What needs to be done => In the items below, rewrite the lines from the one containing "bar-trans-nzoia — [640, 355, 650, 460]" through the one containing "bar-nandi — [712, 429, 722, 460]", both included, as a JSON list of strings with one string per line and blank lines omitted.

[Saved entries]
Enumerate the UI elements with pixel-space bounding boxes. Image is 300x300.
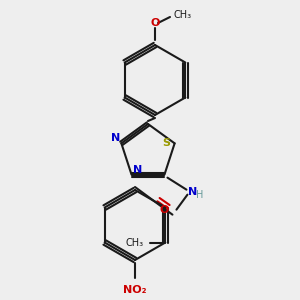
Text: CH₃: CH₃ bbox=[173, 10, 191, 20]
Text: N: N bbox=[188, 187, 197, 197]
Text: O: O bbox=[160, 205, 169, 215]
Text: N: N bbox=[133, 165, 142, 175]
Text: H: H bbox=[196, 190, 203, 200]
Text: N: N bbox=[111, 133, 120, 143]
Text: NO₂: NO₂ bbox=[123, 285, 147, 295]
Text: S: S bbox=[163, 138, 171, 148]
Text: CH₃: CH₃ bbox=[125, 238, 143, 248]
Text: O: O bbox=[150, 18, 160, 28]
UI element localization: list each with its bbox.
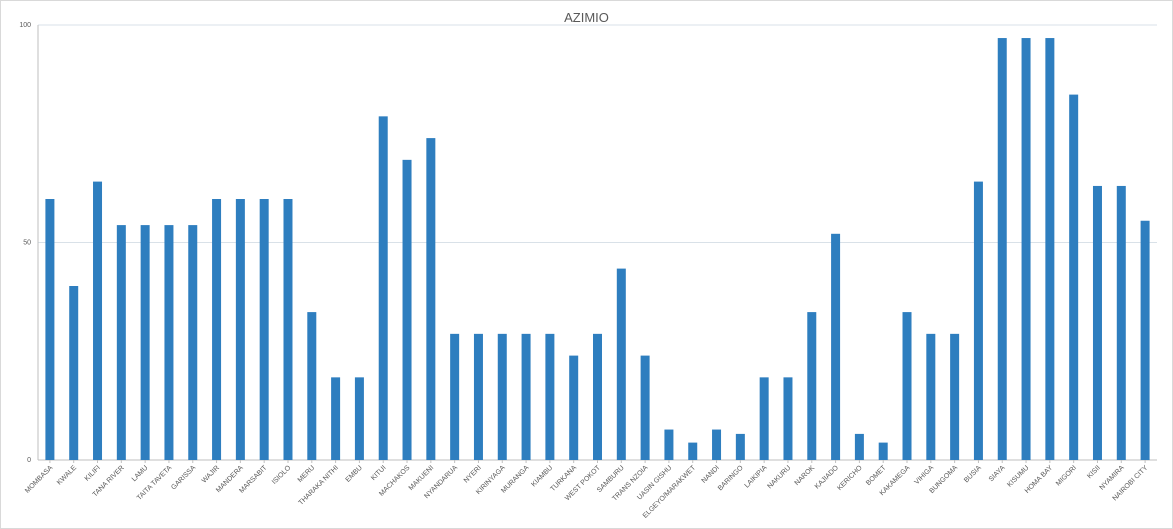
bar-trans-nzoia — [640, 355, 650, 460]
x-tick-label: LAIKIPIA — [744, 464, 769, 489]
bar-makueni — [426, 138, 436, 460]
y-tick-label: 50 — [23, 240, 31, 247]
bar-migori — [1069, 94, 1079, 460]
bar-kirinyaga — [497, 333, 507, 460]
bar-nyeri — [473, 333, 483, 460]
bar-bungoma — [950, 333, 960, 460]
x-tick-label: NAKURU — [767, 464, 793, 490]
x-tick-label: KWALE — [56, 464, 78, 486]
bar-tana-river — [116, 225, 126, 460]
bar-baringo — [735, 433, 745, 460]
bar-kiambu — [545, 333, 555, 460]
bar-bomet — [878, 442, 888, 460]
bar-nairobi-city — [1140, 220, 1150, 460]
x-tick-label: BOMET — [865, 464, 888, 487]
bar-nandi — [712, 429, 722, 460]
bar-kilifi — [93, 181, 103, 460]
y-tick-label: 0 — [27, 457, 31, 464]
bar-embu — [354, 377, 364, 460]
bar-uasin-gishu — [664, 429, 674, 460]
bar-kakamega — [902, 312, 912, 460]
bar-mombasa — [45, 199, 55, 460]
bar-tharaka-nithi — [331, 377, 341, 460]
x-tick-label: KITUI — [370, 464, 388, 482]
x-tick-label: MOMBASA — [24, 464, 54, 494]
x-tick-label: NAROK — [794, 464, 817, 487]
x-tick-label: KISII — [1086, 464, 1102, 480]
x-tick-label: KILIFI — [84, 464, 102, 482]
bar-kitui — [378, 116, 388, 460]
x-tick-label: NYERI — [463, 464, 483, 484]
x-tick-label: KERICHO — [836, 464, 864, 492]
y-tick-label: 100 — [19, 22, 31, 29]
bar-lamu — [140, 225, 150, 460]
x-tick-label: NANDI — [701, 464, 721, 484]
bar-kericho — [854, 433, 864, 460]
bar-marsabit — [259, 199, 269, 460]
bar-nyamira — [1116, 185, 1126, 460]
bar-kisii — [1092, 185, 1102, 460]
x-tick-label: WAJIR — [201, 464, 221, 484]
bar-muranga — [521, 333, 531, 460]
bar-garissa — [188, 225, 198, 460]
x-tick-label: LAMU — [131, 464, 150, 483]
bar-vihiga — [926, 333, 936, 460]
bar-west-pokot — [593, 333, 602, 460]
bar-nyandarua — [450, 333, 460, 460]
bar-samburu — [616, 268, 626, 460]
bar-meru — [307, 312, 317, 460]
x-tick-label: SIAYA — [988, 464, 1007, 483]
bar-mandera — [235, 199, 245, 460]
bar-kisumu — [1021, 38, 1031, 461]
bar-kwale — [69, 286, 79, 460]
bar-kajiado — [831, 233, 841, 460]
bar-siaya — [997, 38, 1007, 461]
x-tick-label: MIGORI — [1055, 464, 1078, 487]
x-tick-label: ISIOLO — [271, 464, 293, 486]
bar-laikipia — [759, 377, 769, 460]
x-tick-label: VIHIGA — [914, 464, 936, 486]
bar-turkana — [569, 355, 579, 460]
bar-elgeyo-marakwet — [688, 442, 698, 460]
bar-isiolo — [283, 199, 293, 460]
x-tick-label: GARISSA — [170, 464, 197, 491]
x-tick-label: EMBU — [345, 464, 364, 483]
bar-taita-taveta — [164, 225, 174, 460]
bar-machakos — [402, 159, 412, 460]
x-tick-label: BUSIA — [963, 464, 983, 484]
x-tick-label: MERU — [297, 464, 317, 484]
bar-nakuru — [783, 377, 793, 460]
x-tick-label: KISUMU — [1006, 464, 1030, 488]
bar-busia — [973, 181, 983, 460]
chart-title: AZIMIO — [564, 10, 609, 25]
bar-narok — [807, 312, 817, 460]
bar-homa-bay — [1045, 38, 1055, 461]
x-tick-label: KIAMBU — [530, 464, 554, 488]
bar-wajir — [212, 199, 222, 460]
x-tick-label: BARINGO — [717, 464, 745, 492]
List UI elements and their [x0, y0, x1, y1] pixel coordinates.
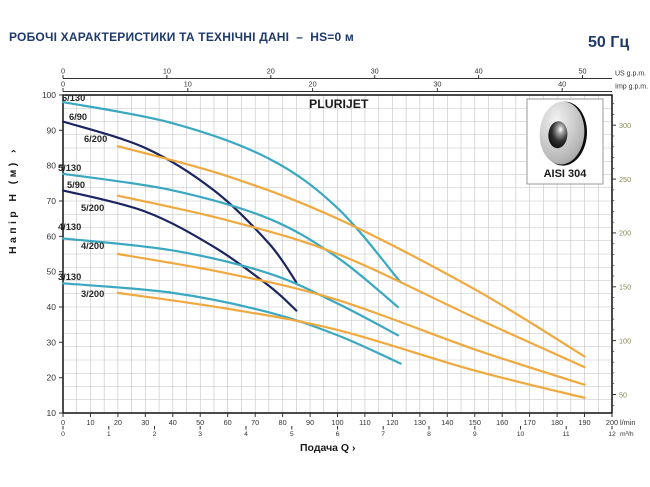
svg-text:m³/h: m³/h [620, 431, 634, 438]
svg-text:100: 100 [331, 418, 343, 427]
svg-text:1: 1 [107, 431, 111, 438]
svg-text:200: 200 [619, 229, 631, 238]
svg-text:10: 10 [163, 67, 171, 76]
svg-text:30: 30 [433, 80, 441, 89]
svg-text:90: 90 [47, 125, 57, 135]
svg-text:60: 60 [224, 418, 232, 427]
svg-text:11: 11 [563, 431, 570, 438]
svg-text:180: 180 [551, 418, 563, 427]
svg-text:10: 10 [184, 80, 192, 89]
svg-text:US g.p.m.: US g.p.m. [615, 71, 646, 78]
svg-text:3/200: 3/200 [81, 289, 104, 299]
svg-text:8: 8 [427, 431, 431, 438]
svg-text:6/90: 6/90 [69, 112, 87, 122]
svg-text:150: 150 [469, 418, 481, 427]
svg-text:0: 0 [61, 67, 65, 76]
svg-text:5/130: 5/130 [58, 163, 81, 173]
svg-text:20: 20 [47, 373, 57, 383]
svg-text:10: 10 [86, 418, 94, 427]
svg-text:3/130: 3/130 [58, 272, 81, 282]
svg-text:300: 300 [619, 121, 631, 130]
svg-text:160: 160 [496, 418, 508, 427]
svg-text:40: 40 [169, 418, 177, 427]
svg-text:30: 30 [141, 418, 149, 427]
svg-text:110: 110 [359, 418, 371, 427]
svg-text:6/200: 6/200 [84, 134, 107, 144]
svg-text:40: 40 [475, 67, 483, 76]
svg-text:250: 250 [619, 175, 631, 184]
svg-text:30: 30 [371, 67, 379, 76]
svg-text:5/90: 5/90 [67, 180, 85, 190]
svg-text:80: 80 [47, 161, 57, 171]
svg-text:5: 5 [290, 431, 294, 438]
svg-text:60: 60 [47, 231, 57, 241]
svg-text:0: 0 [61, 80, 65, 89]
svg-text:10: 10 [517, 431, 525, 438]
svg-text:70: 70 [251, 418, 259, 427]
svg-text:4/130: 4/130 [58, 222, 81, 232]
svg-text:140: 140 [441, 418, 453, 427]
svg-text:12: 12 [608, 431, 616, 438]
svg-text:30: 30 [47, 337, 57, 347]
svg-text:120: 120 [386, 418, 398, 427]
svg-text:3: 3 [198, 431, 202, 438]
svg-text:170: 170 [524, 418, 536, 427]
svg-text:20: 20 [309, 80, 317, 89]
svg-text:50: 50 [47, 267, 57, 277]
svg-text:20: 20 [114, 418, 122, 427]
svg-text:200: 200 [606, 418, 618, 427]
svg-text:40: 40 [558, 80, 566, 89]
svg-text:9: 9 [473, 431, 477, 438]
svg-text:7: 7 [381, 431, 385, 438]
svg-text:l/min: l/min [620, 418, 635, 427]
svg-text:90: 90 [306, 418, 314, 427]
svg-text:6: 6 [336, 431, 340, 438]
svg-text:40: 40 [47, 302, 57, 312]
svg-text:50: 50 [619, 390, 627, 399]
svg-text:AISI 304: AISI 304 [544, 168, 588, 180]
svg-text:70: 70 [47, 196, 57, 206]
svg-text:Imp g.p.m.: Imp g.p.m. [615, 84, 648, 91]
svg-text:20: 20 [267, 67, 275, 76]
svg-text:50: 50 [196, 418, 204, 427]
svg-text:130: 130 [414, 418, 426, 427]
svg-text:2: 2 [153, 431, 157, 438]
svg-text:190: 190 [578, 418, 590, 427]
svg-text:0: 0 [61, 431, 65, 438]
svg-text:80: 80 [279, 418, 287, 427]
svg-text:150: 150 [619, 283, 631, 292]
svg-text:0: 0 [61, 418, 65, 427]
svg-text:4/200: 4/200 [81, 241, 104, 251]
svg-text:4: 4 [244, 431, 248, 438]
svg-text:10: 10 [47, 408, 57, 418]
svg-text:100: 100 [619, 336, 631, 345]
svg-text:6/130: 6/130 [62, 93, 85, 103]
svg-text:100: 100 [42, 90, 56, 100]
svg-text:5/200: 5/200 [81, 203, 104, 213]
svg-text:50: 50 [578, 67, 586, 76]
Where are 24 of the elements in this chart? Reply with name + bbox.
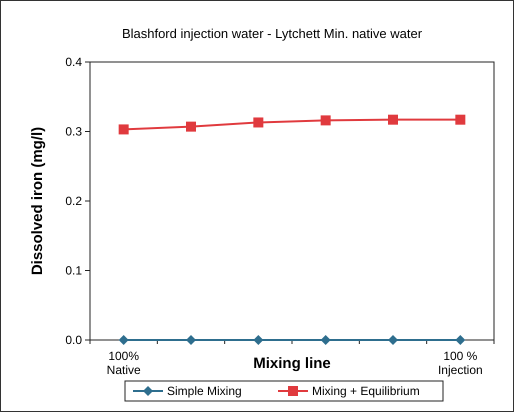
x-axis-title: Mixing line [253,355,331,372]
point [253,335,264,345]
y-tick-label: 0.4 [65,55,82,69]
legend-label: Simple Mixing [167,384,242,398]
point [186,335,196,345]
x-tick-label: 100% Native [106,349,141,377]
y-tick-label: 0.1 [65,264,82,278]
y-axis-title: Dissolved iron (mg/l) [29,126,46,276]
point [455,335,466,345]
y-tick-label: 0.0 [65,333,82,347]
legend-label: Mixing + Equilibrium [312,384,420,398]
point [320,115,331,126]
chart-title: Blashford injection water - Lytchett Min. native water [122,26,423,41]
y-tick-label: 0.2 [65,194,82,208]
point [118,124,129,134]
point [118,335,129,345]
point [186,122,196,132]
point [455,114,466,125]
point [320,335,331,345]
point [388,114,398,125]
point [388,335,398,345]
x-tick-label: 100 % Injection [438,349,483,377]
point [253,117,264,128]
y-tick-label: 0.3 [65,124,82,138]
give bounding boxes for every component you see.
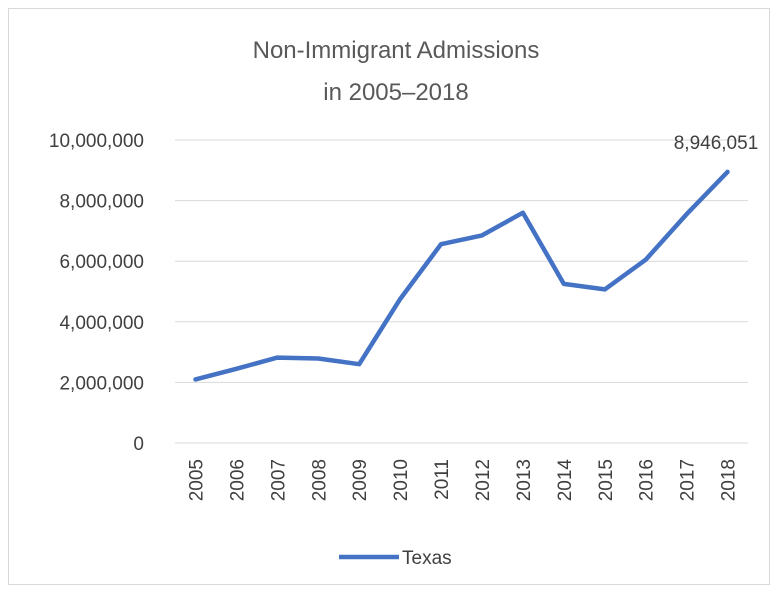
data-label: 8,946,051 <box>674 133 759 154</box>
chart-title-line-2: in 2005–2018 <box>323 79 468 106</box>
series-layer <box>193 169 730 382</box>
x-tick-label: 2013 <box>514 459 535 501</box>
chart-title-line-1: Non-Immigrant Admissions <box>253 37 540 64</box>
x-tick-label: 2009 <box>350 459 371 501</box>
x-tick-label: 2007 <box>268 459 289 501</box>
x-tick-label: 2006 <box>227 459 248 501</box>
x-tick-label: 2014 <box>555 459 576 502</box>
chart-frame <box>8 8 770 585</box>
legend-label: Texas <box>402 548 452 569</box>
x-tick-label: 2011 <box>432 459 453 500</box>
x-tick-label: 2016 <box>637 459 658 501</box>
x-axis-ticks: 2005 2006 2007 2008 2009 2010 2011 2012 2013 2014… <box>186 459 739 502</box>
x-tick-label: 2010 <box>391 459 412 501</box>
y-tick-label: 6,000,000 <box>59 252 144 273</box>
y-tick-label: 4,000,000 <box>59 313 144 334</box>
y-tick-label: 2,000,000 <box>59 373 144 394</box>
y-tick-label: 10,000,000 <box>49 131 144 152</box>
x-tick-label: 2005 <box>186 459 207 501</box>
x-tick-label: 2018 <box>719 459 740 501</box>
x-tick-label: 2012 <box>473 459 494 501</box>
data-labels: 8,946,051 <box>674 133 759 154</box>
y-axis-ticks: 0 2,000,000 4,000,000 6,000,000 8,000,000 10,… <box>49 131 144 455</box>
x-tick-label: 2017 <box>678 459 699 501</box>
series-line-0 <box>193 169 730 382</box>
legend: Texas <box>339 548 452 569</box>
y-tick-label: 0 <box>133 434 144 455</box>
gridlines <box>175 139 748 444</box>
y-tick-label: 8,000,000 <box>59 192 144 213</box>
x-tick-label: 2008 <box>309 459 330 501</box>
x-tick-label: 2015 <box>596 459 617 501</box>
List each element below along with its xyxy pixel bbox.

Result =>
[
  "bar-trans-nzoia — [640, 355, 650, 460]",
  "x-tick-label: LAIKIPIA — [744, 464, 769, 489]",
  "bar-makueni — [426, 138, 436, 460]",
  "y-tick-label: 50 — [23, 240, 31, 247]",
  "bar-migori — [1069, 94, 1079, 460]",
  "bar-kirinyaga — [497, 333, 507, 460]",
  "bar-nyeri — [473, 333, 483, 460]",
  "bar-bungoma — [950, 333, 960, 460]",
  "x-tick-label: NAKURU — [767, 464, 793, 490]",
  "x-tick-label: KWALE — [56, 464, 78, 486]",
  "bar-tana-river — [116, 225, 126, 460]",
  "bar-baringo — [735, 433, 745, 460]",
  "bar-kiambu — [545, 333, 555, 460]",
  "bar-bomet — [878, 442, 888, 460]",
  "bar-nairobi-city — [1140, 220, 1150, 460]",
  "x-tick-label: BOMET — [865, 464, 888, 487]",
  "bar-nandi — [712, 429, 722, 460]"
]